Record extracts.
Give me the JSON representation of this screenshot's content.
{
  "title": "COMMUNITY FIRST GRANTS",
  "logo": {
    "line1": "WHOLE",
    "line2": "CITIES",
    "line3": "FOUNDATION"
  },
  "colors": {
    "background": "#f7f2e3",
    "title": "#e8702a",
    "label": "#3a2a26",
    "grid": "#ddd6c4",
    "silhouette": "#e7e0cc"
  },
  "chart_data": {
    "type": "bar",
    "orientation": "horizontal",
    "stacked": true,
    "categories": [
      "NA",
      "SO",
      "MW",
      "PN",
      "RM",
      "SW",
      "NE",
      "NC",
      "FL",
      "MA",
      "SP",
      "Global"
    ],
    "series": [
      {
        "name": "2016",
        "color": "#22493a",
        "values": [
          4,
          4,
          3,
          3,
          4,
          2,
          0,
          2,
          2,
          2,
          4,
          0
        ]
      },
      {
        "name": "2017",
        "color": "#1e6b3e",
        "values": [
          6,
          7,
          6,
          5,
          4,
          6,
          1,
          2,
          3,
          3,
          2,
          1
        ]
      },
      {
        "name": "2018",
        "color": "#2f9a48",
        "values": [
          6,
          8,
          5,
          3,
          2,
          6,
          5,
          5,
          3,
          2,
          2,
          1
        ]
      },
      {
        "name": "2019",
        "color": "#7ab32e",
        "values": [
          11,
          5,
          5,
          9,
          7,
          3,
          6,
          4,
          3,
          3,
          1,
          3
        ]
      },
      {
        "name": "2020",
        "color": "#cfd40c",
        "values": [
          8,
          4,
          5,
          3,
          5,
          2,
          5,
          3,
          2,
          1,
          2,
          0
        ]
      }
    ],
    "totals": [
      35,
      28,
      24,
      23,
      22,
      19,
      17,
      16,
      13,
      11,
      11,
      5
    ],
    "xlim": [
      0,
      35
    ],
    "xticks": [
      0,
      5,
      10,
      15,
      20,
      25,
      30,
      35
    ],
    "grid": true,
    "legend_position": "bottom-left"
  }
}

Directions for this task.
Restate the records, all of them, precisely as written.

Result of this task.
Give me the JSON representation of this screenshot's content.
{
  "title": "COMMUNITY FIRST GRANTS",
  "logo": {
    "line1": "WHOLE",
    "line2": "CITIES",
    "line3": "FOUNDATION"
  },
  "colors": {
    "background": "#f7f2e3",
    "title": "#e8702a",
    "label": "#3a2a26",
    "grid": "#ddd6c4",
    "silhouette": "#e7e0cc"
  },
  "chart_data": {
    "type": "bar",
    "orientation": "horizontal",
    "stacked": true,
    "categories": [
      "NA",
      "SO",
      "MW",
      "PN",
      "RM",
      "SW",
      "NE",
      "NC",
      "FL",
      "MA",
      "SP",
      "Global"
    ],
    "series": [
      {
        "name": "2016",
        "color": "#22493a",
        "values": [
          4,
          4,
          3,
          3,
          4,
          2,
          0,
          2,
          2,
          2,
          4,
          0
        ]
      },
      {
        "name": "2017",
        "color": "#1e6b3e",
        "values": [
          6,
          7,
          6,
          5,
          4,
          6,
          1,
          2,
          3,
          3,
          2,
          1
        ]
      },
      {
        "name": "2018",
        "color": "#2f9a48",
        "values": [
          6,
          8,
          5,
          3,
          2,
          6,
          5,
          5,
          3,
          2,
          2,
          1
        ]
      },
      {
        "name": "2019",
        "color": "#7ab32e",
        "values": [
          11,
          5,
          5,
          9,
          7,
          3,
          6,
          4,
          3,
          3,
          1,
          3
        ]
      },
      {
        "name": "2020",
        "color": "#cfd40c",
        "values": [
          8,
          4,
          5,
          3,
          5,
          2,
          5,
          3,
          2,
          1,
          2,
          0
        ]
      }
    ],
    "totals": [
      35,
      28,
      24,
      23,
      22,
      19,
      17,
      16,
      13,
      11,
      11,
      5
    ],
    "xlim": [
      0,
      35
    ],
    "xticks": [
      0,
      5,
      10,
      15,
      20,
      25,
      30,
      35
    ],
    "grid": true,
    "legend_position": "bottom-left"
  }
}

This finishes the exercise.